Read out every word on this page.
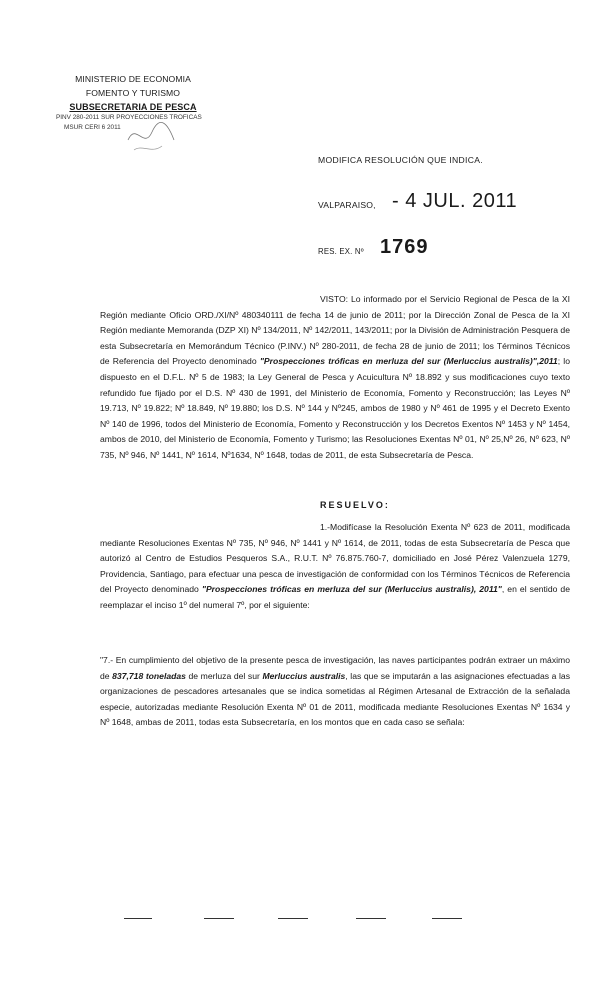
MINISTERIO DE ECONOMIA
FOMENTO Y TURISMO
SUBSECRETARIA DE PESCA
PINV 280-2011 SUR PROYECCIONES TROFICAS
MSUR CERI 6 2011
MODIFICA RESOLUCIÓN QUE INDICA.
VALPARAISO, - 4 JUL. 2011
RES. EX. Nº 1769
VISTO: Lo informado por el Servicio Regional de Pesca de la XI Región mediante Oficio ORD./XI/Nº 480340111 de fecha 14 de junio de 2011; por la Dirección Zonal de Pesca de la XI Región mediante Memoranda (DZP XI) Nº 134/2011, Nº 142/2011, 143/2011; por la División de Administración Pesquera de esta Subsecretaría en Memorándum Técnico (P.INV.) Nº 280-2011, de fecha 28 de junio de 2011; los Términos Técnicos de Referencia del Proyecto denominado "Prospecciones tróficas en merluza del sur (Merluccius australis)",2011; lo dispuesto en el D.F.L. Nº 5 de 1983; la Ley General de Pesca y Acuicultura Nº 18.892 y sus modificaciones cuyo texto refundido fue fijado por el D.S. Nº 430 de 1991, del Ministerio de Economía, Fomento y Reconstrucción; las Leyes Nº 19.713, Nº 19.822; Nº 18.849, Nº 19.880; los D.S. Nº 144 y Nº245, ambos de 1980 y Nº 461 de 1995 y el Decreto Exento Nº 140 de 1996, todos del Ministerio de Economía, Fomento y Reconstrucción y los Decretos Exentos Nº 1453 y Nº 1454, ambos de 2010, del Ministerio de Economía, Fomento y Turismo; las Resoluciones Exentas Nº 01, Nº 25,Nº 26, Nº 623, Nº 735, Nº 946, Nº 1441, Nº 1614, Nº1634, Nº 1648, todas de 2011, de esta Subsecretaría de Pesca.
RESUELVO:
1.-Modifícase la Resolución Exenta Nº 623 de 2011, modificada mediante Resoluciones Exentas Nº 735, Nº 946, Nº 1441 y Nº 1614, de 2011, todas de esta Subsecretaría de Pesca que autorizó al Centro de Estudios Pesqueros S.A., R.U.T. Nº 76.875.760-7, domiciliado en José Pérez Valenzuela 1279, Providencia, Santiago, para efectuar una pesca de investigación de conformidad con los Términos Técnicos de Referencia del Proyecto denominado "Prospecciones tróficas en merluza del sur (Merluccius australis), 2011", en el sentido de reemplazar el inciso 1º del numeral 7º, por el siguiente:
"7.- En cumplimiento del objetivo de la presente pesca de investigación, las naves participantes podrán extraer un máximo de 837,718 toneladas de merluza del sur Merluccius australis, las que se imputarán a las asignaciones efectuadas a las organizaciones de pescadores artesanales que se indica sometidas al Régimen Artesanal de Extracción de la señalada especie, autorizadas mediante Resolución Exenta Nº 01 de 2011, modificada mediante Resoluciones Exentas Nº 1634 y Nº 1648, ambas de 2011, todas esta Subsecretaría, en los montos que en cada caso se señala:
━━━━━━━━━━━━━━━━
— Task instructions —
Write out the full set of lines verbatim, without the pictures.

— Result below —
Read out every word on this page.
MINISTERIO DE ECONOMIA
FOMENTO Y TURISMO
SUBSECRETARIA DE PESCA
PINV 280-2011 SUR PROYECCIONES TROFICAS
MSUR CERI 6 2011
MODIFICA RESOLUCIÓN QUE INDICA.
VALPARAISO, - 4 JUL. 2011
RES. EX. Nº 1769
VISTO: Lo informado por el Servicio Regional de Pesca de la XI Región mediante Oficio ORD./XI/Nº 480340111 de fecha 14 de junio de 2011; por la Dirección Zonal de Pesca de la XI Región mediante Memoranda (DZP XI) Nº 134/2011, Nº 142/2011, 143/2011; por la División de Administración Pesquera de esta Subsecretaría en Memorándum Técnico (P.INV.) Nº 280-2011, de fecha 28 de junio de 2011; los Términos Técnicos de Referencia del Proyecto denominado "Prospecciones tróficas en merluza del sur (Merluccius australis)",2011; lo dispuesto en el D.F.L. Nº 5 de 1983; la Ley General de Pesca y Acuicultura Nº 18.892 y sus modificaciones cuyo texto refundido fue fijado por el D.S. Nº 430 de 1991, del Ministerio de Economía, Fomento y Reconstrucción; las Leyes Nº 19.713, Nº 19.822; Nº 18.849, Nº 19.880; los D.S. Nº 144 y Nº245, ambos de 1980 y Nº 461 de 1995 y el Decreto Exento Nº 140 de 1996, todos del Ministerio de Economía, Fomento y Reconstrucción y los Decretos Exentos Nº 1453 y Nº 1454, ambos de 2010, del Ministerio de Economía, Fomento y Turismo; las Resoluciones Exentas Nº 01, Nº 25,Nº 26, Nº 623, Nº 735, Nº 946, Nº 1441, Nº 1614, Nº1634, Nº 1648, todas de 2011, de esta Subsecretaría de Pesca.
RESUELVO:
1.-Modifícase la Resolución Exenta Nº 623 de 2011, modificada mediante Resoluciones Exentas Nº 735, Nº 946, Nº 1441 y Nº 1614, de 2011, todas de esta Subsecretaría de Pesca que autorizó al Centro de Estudios Pesqueros S.A., R.U.T. Nº 76.875.760-7, domiciliado en José Pérez Valenzuela 1279, Providencia, Santiago, para efectuar una pesca de investigación de conformidad con los Términos Técnicos de Referencia del Proyecto denominado "Prospecciones tróficas en merluza del sur (Merluccius australis), 2011", en el sentido de reemplazar el inciso 1º del numeral 7º, por el siguiente:
"7.- En cumplimiento del objetivo de la presente pesca de investigación, las naves participantes podrán extraer un máximo de 837,718 toneladas de merluza del sur Merluccius australis, las que se imputarán a las asignaciones efectuadas a las organizaciones de pescadores artesanales que se indica sometidas al Régimen Artesanal de Extracción de la señalada especie, autorizadas mediante Resolución Exenta Nº 01 de 2011, modificada mediante Resoluciones Exentas Nº 1634 y Nº 1648, ambas de 2011, todas esta Subsecretaría, en los montos que en cada caso se señala:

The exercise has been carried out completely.